**Task**
Reproduce the data in its entirety, exactly as supplied.

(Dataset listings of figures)
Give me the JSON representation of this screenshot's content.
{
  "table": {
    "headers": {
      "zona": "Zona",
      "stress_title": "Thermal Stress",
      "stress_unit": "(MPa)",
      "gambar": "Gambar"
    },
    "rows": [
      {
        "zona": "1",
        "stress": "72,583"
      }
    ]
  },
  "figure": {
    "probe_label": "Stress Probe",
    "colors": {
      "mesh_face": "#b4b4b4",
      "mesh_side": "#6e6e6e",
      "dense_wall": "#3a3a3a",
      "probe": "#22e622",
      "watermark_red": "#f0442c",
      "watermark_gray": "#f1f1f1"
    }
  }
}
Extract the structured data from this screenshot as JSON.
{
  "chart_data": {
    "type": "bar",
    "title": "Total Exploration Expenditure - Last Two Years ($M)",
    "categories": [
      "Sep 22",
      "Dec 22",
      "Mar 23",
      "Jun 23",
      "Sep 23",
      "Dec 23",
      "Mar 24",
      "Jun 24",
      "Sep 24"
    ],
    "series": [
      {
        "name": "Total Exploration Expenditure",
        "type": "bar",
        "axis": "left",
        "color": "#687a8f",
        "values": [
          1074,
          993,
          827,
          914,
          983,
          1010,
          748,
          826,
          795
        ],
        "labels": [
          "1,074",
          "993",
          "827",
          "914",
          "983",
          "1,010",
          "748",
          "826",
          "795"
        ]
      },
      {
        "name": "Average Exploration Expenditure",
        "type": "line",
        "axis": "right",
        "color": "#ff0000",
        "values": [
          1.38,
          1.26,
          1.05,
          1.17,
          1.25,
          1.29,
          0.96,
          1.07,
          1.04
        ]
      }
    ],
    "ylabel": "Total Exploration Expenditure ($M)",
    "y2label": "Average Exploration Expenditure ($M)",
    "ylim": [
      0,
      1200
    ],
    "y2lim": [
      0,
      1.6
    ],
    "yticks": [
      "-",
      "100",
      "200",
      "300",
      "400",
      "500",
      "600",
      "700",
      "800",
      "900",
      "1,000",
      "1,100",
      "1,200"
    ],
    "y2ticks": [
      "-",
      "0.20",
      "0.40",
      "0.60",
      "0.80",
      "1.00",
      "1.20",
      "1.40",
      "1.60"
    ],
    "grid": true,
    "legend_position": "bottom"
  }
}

**Written answer**
Give me the JSON representation of this screenshot's content.
{
  "table": {
    "headers": {
      "zona": "Zona",
      "stress_title": "Thermal Stress",
      "stress_unit": "(MPa)",
      "gambar": "Gambar"
    },
    "rows": [
      {
        "zona": "1",
        "stress": "72,583"
      }
    ]
  },
  "figure": {
    "probe_label": "Stress Probe",
    "colors": {
      "mesh_face": "#b4b4b4",
      "mesh_side": "#6e6e6e",
      "dense_wall": "#3a3a3a",
      "probe": "#22e622",
      "watermark_red": "#f0442c",
      "watermark_gray": "#f1f1f1"
    }
  }
}
Extract the structured data from this screenshot as JSON.
{
  "chart_data": {
    "type": "bar",
    "title": "Total Exploration Expenditure - Last Two Years ($M)",
    "categories": [
      "Sep 22",
      "Dec 22",
      "Mar 23",
      "Jun 23",
      "Sep 23",
      "Dec 23",
      "Mar 24",
      "Jun 24",
      "Sep 24"
    ],
    "series": [
      {
        "name": "Total Exploration Expenditure",
        "type": "bar",
        "axis": "left",
        "color": "#687a8f",
        "values": [
          1074,
          993,
          827,
          914,
          983,
          1010,
          748,
          826,
          795
        ],
        "labels": [
          "1,074",
          "993",
          "827",
          "914",
          "983",
          "1,010",
          "748",
          "826",
          "795"
        ]
      },
      {
        "name": "Average Exploration Expenditure",
        "type": "line",
        "axis": "right",
        "color": "#ff0000",
        "values": [
          1.38,
          1.26,
          1.05,
          1.17,
          1.25,
          1.29,
          0.96,
          1.07,
          1.04
        ]
      }
    ],
    "ylabel": "Total Exploration Expenditure ($M)",
    "y2label": "Average Exploration Expenditure ($M)",
    "ylim": [
      0,
      1200
    ],
    "y2lim": [
      0,
      1.6
    ],
    "yticks": [
      "-",
      "100",
      "200",
      "300",
      "400",
      "500",
      "600",
      "700",
      "800",
      "900",
      "1,000",
      "1,100",
      "1,200"
    ],
    "y2ticks": [
      "-",
      "0.20",
      "0.40",
      "0.60",
      "0.80",
      "1.00",
      "1.20",
      "1.40",
      "1.60"
    ],
    "grid": true,
    "legend_position": "bottom"
  }
}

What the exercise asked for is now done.